§ DIRECTIONS
Please find all lines in the data that hold the string "protective" and copy them.

§ Excerpt from a dataset
** BEGIN **
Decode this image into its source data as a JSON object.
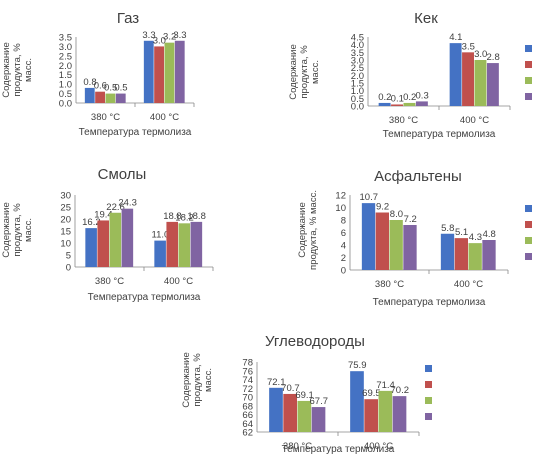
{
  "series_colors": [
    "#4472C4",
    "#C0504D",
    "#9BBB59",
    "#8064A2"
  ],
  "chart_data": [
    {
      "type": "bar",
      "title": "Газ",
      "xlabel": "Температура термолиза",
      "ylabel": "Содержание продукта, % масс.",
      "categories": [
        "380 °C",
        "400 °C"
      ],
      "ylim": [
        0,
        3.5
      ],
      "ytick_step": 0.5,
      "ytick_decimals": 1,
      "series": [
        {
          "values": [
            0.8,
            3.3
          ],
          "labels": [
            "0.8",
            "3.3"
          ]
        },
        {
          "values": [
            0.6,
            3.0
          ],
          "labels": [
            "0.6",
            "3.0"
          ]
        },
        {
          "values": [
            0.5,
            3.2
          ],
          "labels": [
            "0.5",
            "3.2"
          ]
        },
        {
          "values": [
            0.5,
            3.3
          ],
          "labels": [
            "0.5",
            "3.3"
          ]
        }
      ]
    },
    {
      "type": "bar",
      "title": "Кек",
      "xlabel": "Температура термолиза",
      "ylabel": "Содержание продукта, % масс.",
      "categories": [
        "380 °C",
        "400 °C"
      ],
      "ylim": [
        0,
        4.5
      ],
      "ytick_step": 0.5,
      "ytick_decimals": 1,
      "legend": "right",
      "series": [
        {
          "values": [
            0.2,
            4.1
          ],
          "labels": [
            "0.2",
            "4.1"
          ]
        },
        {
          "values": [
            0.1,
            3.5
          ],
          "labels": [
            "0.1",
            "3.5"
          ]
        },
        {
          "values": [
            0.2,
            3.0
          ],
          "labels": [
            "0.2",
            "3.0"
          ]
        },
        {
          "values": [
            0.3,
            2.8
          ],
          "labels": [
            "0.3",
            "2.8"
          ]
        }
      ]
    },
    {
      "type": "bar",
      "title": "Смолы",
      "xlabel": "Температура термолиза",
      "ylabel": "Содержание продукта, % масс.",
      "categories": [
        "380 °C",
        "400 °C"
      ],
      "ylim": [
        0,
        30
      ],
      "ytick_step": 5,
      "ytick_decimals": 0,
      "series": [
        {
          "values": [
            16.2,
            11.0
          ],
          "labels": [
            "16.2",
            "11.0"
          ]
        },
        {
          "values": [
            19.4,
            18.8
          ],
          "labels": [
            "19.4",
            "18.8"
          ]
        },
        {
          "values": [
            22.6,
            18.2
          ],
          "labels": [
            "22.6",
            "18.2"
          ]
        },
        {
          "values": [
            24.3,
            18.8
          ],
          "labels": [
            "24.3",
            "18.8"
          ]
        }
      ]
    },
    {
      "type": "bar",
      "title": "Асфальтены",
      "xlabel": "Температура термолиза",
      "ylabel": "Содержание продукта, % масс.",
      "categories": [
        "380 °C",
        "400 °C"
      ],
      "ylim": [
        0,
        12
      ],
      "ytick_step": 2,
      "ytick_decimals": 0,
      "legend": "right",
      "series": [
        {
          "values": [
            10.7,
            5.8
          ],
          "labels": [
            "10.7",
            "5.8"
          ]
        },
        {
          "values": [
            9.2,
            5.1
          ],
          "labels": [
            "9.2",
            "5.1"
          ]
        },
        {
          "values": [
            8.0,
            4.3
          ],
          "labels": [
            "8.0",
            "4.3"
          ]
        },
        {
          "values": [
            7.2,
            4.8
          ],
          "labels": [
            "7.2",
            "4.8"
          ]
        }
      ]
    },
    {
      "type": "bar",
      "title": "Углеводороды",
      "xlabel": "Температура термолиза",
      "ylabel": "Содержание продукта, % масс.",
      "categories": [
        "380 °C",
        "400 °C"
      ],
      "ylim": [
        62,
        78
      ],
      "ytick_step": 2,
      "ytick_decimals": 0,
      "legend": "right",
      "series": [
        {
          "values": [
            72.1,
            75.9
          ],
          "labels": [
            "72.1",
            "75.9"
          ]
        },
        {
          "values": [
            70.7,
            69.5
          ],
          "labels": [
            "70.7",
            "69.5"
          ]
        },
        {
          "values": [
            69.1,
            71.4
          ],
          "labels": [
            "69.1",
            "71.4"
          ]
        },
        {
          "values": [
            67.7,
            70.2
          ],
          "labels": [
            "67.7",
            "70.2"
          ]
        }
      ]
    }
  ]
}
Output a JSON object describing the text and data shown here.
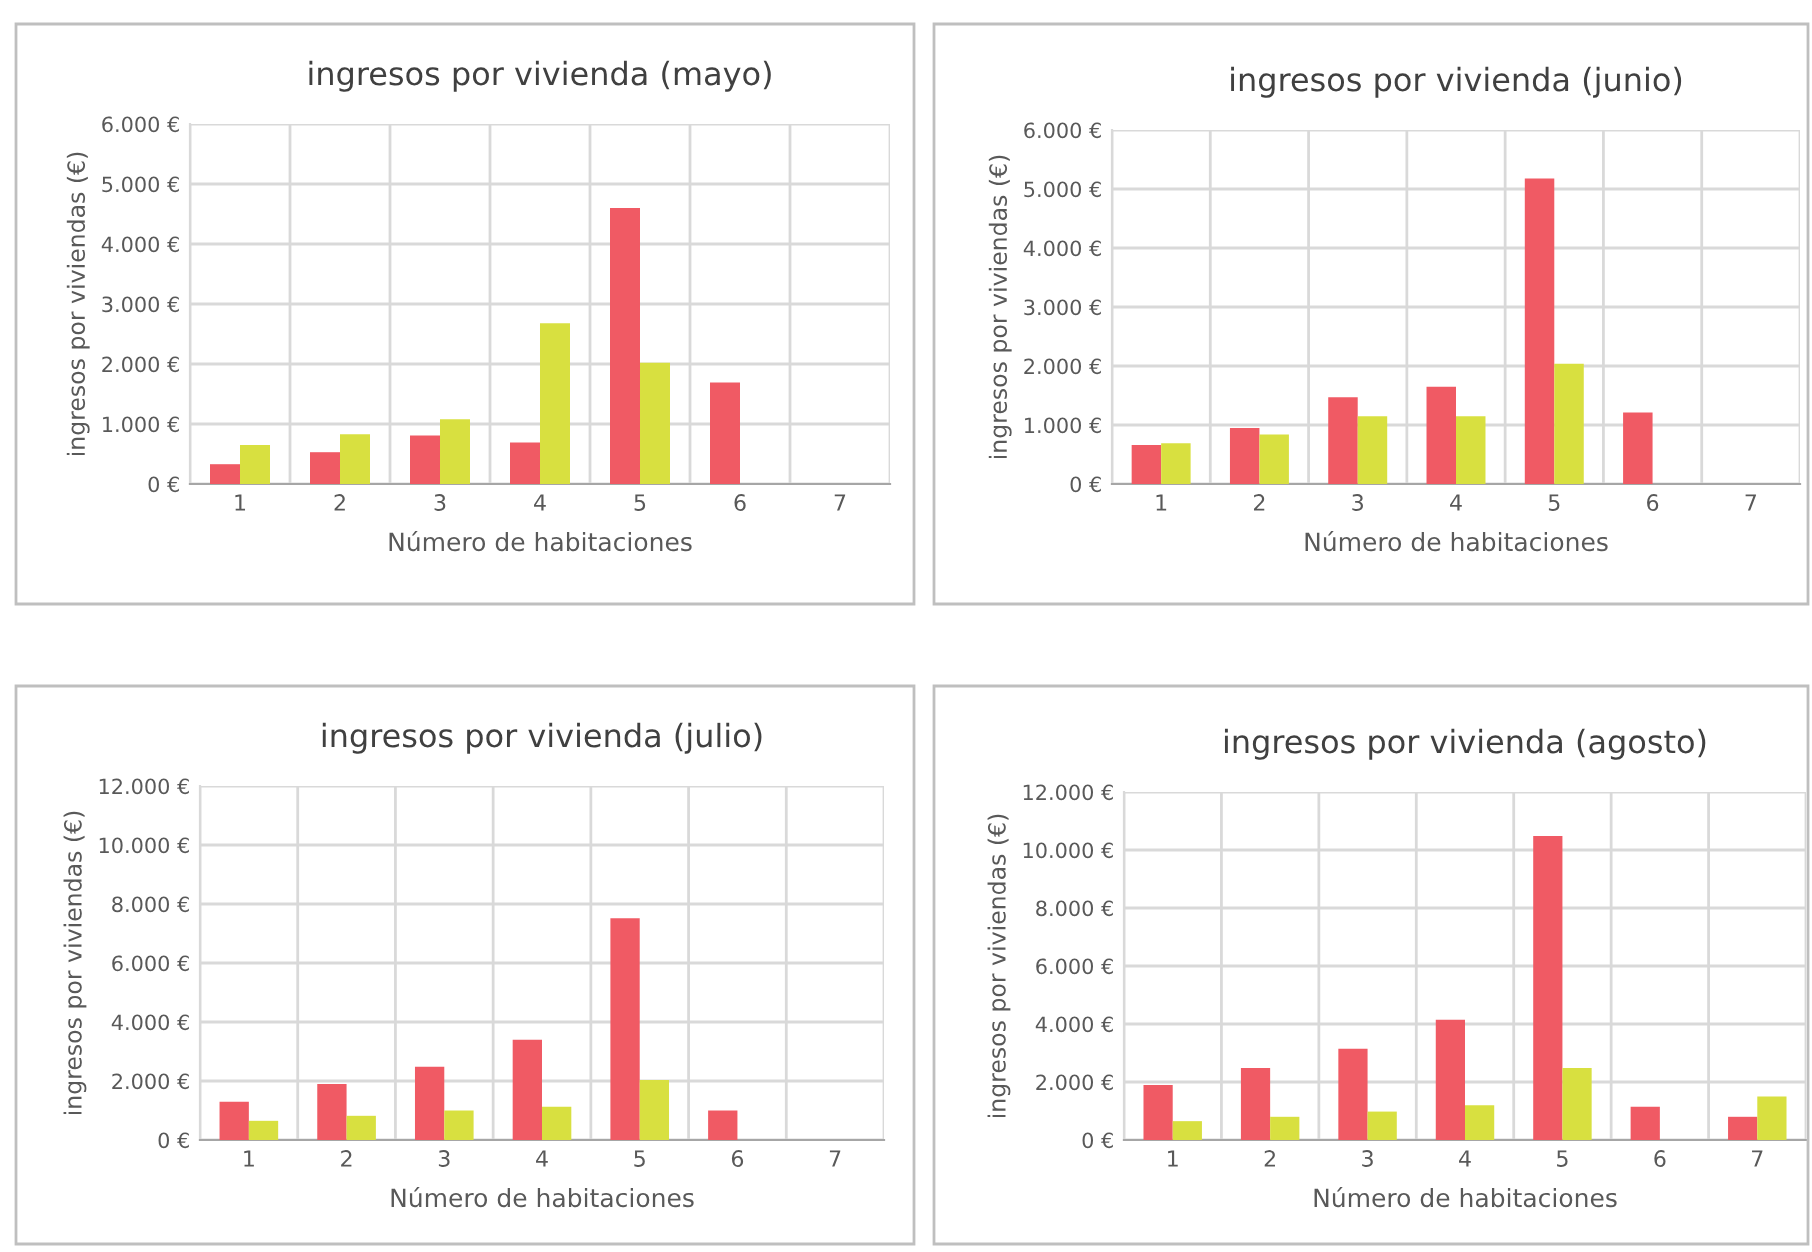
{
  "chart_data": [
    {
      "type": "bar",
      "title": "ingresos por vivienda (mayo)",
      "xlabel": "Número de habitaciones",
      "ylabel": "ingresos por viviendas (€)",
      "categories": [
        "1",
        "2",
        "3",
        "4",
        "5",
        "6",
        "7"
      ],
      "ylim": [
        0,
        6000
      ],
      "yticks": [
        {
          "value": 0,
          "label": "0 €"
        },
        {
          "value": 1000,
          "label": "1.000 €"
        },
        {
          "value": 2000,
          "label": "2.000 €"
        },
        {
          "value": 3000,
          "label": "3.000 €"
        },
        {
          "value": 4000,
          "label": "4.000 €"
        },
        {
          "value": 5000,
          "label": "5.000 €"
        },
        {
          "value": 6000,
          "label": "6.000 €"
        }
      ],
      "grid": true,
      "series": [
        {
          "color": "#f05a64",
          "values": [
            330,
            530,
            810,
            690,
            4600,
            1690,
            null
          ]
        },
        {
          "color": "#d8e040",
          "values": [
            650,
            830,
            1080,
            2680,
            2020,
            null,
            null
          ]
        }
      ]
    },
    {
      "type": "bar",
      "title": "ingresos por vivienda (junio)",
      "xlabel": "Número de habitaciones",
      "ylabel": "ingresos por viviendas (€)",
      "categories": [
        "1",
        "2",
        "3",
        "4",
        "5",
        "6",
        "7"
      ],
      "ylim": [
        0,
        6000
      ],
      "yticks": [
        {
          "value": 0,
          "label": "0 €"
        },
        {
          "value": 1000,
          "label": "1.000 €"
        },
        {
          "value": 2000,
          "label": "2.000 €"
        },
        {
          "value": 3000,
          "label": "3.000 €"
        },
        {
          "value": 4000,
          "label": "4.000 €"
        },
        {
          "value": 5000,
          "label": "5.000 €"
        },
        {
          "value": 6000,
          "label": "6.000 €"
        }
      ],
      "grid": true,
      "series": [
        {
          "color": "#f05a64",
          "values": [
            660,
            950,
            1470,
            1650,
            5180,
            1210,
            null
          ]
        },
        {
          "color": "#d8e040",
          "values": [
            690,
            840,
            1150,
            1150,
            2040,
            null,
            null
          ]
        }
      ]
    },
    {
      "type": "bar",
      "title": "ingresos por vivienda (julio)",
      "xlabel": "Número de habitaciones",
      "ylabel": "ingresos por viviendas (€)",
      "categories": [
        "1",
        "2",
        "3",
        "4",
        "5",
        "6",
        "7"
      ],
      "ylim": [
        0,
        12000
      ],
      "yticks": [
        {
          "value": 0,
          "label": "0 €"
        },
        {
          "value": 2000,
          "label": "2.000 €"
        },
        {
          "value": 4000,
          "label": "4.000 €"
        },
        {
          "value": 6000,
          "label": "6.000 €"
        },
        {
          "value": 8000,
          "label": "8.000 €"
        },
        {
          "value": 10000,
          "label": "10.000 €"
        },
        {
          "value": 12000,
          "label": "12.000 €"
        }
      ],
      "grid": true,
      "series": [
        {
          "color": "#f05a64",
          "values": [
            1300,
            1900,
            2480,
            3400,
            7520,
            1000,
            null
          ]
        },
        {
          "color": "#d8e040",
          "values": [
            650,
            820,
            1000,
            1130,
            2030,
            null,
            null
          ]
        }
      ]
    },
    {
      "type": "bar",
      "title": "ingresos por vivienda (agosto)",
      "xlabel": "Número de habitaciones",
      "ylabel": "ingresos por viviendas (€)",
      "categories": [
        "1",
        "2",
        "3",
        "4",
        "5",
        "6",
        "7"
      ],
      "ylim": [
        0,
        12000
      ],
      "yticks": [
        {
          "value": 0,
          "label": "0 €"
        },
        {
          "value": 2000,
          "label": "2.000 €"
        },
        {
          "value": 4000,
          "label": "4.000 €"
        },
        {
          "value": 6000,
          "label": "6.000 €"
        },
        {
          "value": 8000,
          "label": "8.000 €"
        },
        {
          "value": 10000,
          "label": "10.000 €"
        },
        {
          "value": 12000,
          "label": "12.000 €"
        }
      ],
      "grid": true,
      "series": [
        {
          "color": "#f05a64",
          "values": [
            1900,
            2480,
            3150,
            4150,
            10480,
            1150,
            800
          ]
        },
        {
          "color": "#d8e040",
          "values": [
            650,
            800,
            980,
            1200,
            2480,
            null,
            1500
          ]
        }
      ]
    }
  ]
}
** END **
** BEGIN **
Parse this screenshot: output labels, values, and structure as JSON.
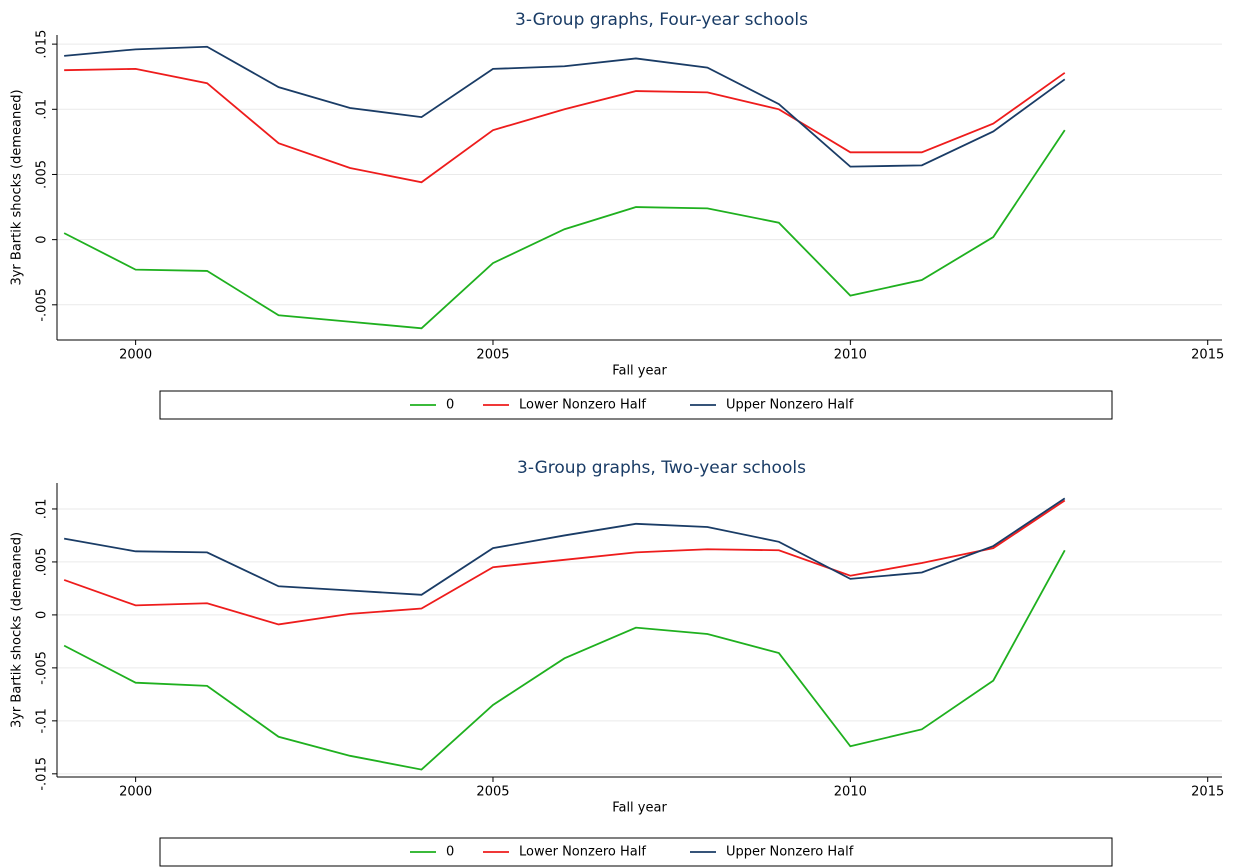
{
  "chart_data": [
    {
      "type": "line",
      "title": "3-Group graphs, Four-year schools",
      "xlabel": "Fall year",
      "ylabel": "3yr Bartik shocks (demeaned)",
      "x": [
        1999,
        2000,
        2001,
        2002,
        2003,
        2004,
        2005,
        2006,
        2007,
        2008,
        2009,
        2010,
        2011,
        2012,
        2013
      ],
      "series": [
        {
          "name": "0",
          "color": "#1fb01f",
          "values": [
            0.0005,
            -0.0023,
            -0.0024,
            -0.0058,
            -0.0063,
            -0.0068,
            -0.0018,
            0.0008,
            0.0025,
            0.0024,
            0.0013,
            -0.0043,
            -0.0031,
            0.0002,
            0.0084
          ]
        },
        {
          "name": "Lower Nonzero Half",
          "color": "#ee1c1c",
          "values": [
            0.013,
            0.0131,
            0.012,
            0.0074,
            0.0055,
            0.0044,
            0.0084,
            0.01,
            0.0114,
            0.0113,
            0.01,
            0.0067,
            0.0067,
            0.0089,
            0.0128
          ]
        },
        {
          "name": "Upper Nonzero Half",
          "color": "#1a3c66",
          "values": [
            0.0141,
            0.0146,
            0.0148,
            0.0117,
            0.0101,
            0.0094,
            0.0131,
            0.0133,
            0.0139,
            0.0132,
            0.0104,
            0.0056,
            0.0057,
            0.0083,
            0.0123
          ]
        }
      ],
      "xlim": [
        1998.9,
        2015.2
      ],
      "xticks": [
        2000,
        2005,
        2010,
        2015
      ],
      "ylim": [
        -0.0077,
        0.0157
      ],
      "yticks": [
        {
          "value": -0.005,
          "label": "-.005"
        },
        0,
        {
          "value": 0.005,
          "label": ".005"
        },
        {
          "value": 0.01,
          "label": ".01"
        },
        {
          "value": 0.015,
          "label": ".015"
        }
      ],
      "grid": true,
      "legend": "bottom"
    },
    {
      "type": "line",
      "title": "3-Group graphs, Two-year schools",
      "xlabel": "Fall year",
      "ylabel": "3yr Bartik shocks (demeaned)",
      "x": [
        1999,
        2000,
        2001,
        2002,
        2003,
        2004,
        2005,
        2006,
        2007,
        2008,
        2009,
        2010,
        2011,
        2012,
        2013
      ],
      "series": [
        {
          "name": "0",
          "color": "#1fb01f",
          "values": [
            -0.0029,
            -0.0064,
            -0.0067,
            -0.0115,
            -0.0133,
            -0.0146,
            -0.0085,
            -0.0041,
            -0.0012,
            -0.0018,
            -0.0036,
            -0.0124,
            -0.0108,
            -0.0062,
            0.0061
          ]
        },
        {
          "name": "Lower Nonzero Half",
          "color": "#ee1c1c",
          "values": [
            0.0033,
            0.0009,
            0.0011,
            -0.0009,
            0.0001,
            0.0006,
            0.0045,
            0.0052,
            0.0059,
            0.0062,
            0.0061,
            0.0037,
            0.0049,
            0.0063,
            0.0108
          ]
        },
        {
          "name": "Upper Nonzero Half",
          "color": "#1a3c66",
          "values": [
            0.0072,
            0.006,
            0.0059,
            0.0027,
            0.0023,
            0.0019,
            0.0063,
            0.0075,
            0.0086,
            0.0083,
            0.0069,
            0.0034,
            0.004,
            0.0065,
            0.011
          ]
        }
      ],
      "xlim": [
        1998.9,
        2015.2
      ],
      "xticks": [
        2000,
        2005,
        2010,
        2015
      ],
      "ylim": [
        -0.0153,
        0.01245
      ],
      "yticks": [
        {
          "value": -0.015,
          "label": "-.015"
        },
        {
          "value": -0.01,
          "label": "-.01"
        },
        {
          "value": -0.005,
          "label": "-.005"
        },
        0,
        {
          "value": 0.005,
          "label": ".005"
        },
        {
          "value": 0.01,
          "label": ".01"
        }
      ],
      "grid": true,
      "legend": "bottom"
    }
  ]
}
** END **
** BEGIN **
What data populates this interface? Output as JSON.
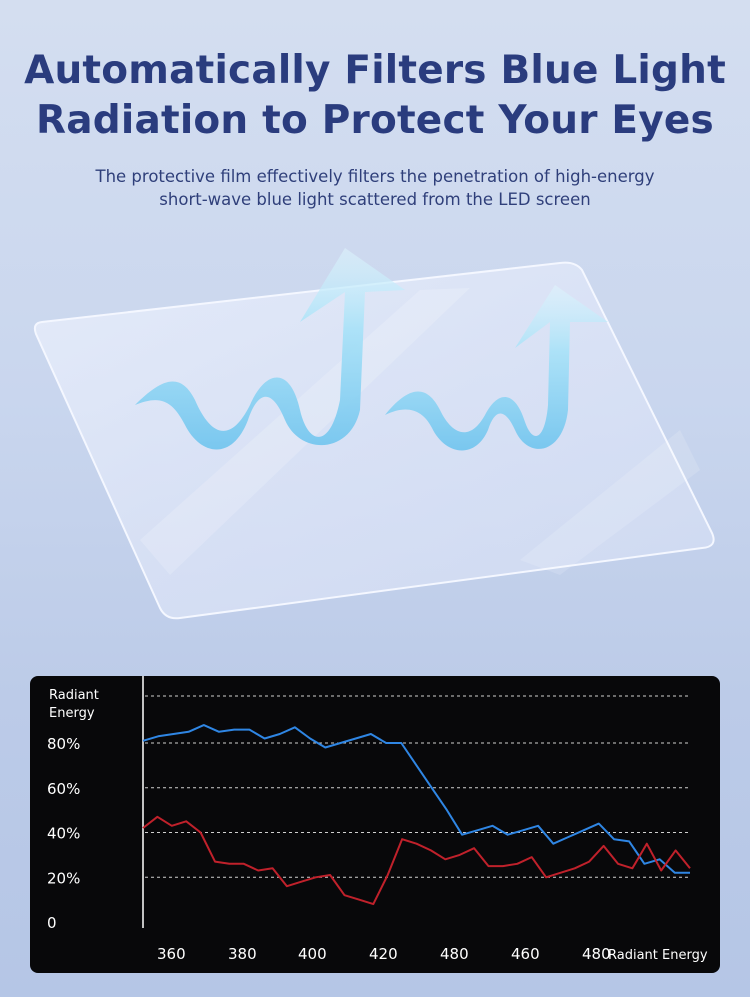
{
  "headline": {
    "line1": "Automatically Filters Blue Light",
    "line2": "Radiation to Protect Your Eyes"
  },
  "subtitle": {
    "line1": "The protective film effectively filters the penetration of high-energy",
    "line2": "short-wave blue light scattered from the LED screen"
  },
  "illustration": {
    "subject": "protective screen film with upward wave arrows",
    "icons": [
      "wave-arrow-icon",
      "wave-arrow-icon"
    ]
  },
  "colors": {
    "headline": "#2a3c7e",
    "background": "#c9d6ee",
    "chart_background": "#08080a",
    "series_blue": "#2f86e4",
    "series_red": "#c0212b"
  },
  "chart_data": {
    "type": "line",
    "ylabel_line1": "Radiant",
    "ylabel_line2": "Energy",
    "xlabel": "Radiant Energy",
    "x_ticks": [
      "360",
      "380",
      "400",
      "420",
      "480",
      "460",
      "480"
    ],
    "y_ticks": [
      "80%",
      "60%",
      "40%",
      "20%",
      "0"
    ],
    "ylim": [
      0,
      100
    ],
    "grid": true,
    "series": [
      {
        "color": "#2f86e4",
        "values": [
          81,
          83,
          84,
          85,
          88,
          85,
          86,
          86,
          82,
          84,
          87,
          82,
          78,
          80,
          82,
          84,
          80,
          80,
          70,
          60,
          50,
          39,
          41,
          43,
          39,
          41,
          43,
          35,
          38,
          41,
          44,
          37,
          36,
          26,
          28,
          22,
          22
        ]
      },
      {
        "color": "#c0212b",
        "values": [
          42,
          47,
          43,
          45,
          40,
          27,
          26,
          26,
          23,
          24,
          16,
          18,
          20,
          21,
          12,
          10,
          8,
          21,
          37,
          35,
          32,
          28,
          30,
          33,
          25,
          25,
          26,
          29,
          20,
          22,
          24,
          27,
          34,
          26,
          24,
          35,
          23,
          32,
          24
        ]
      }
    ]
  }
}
** END **
§ SOLUTION TO THIS TASK
    "line1": "The protective film effectively filters the penetration of high-energy",
    "subject": "protective screen film with upward wave arrows",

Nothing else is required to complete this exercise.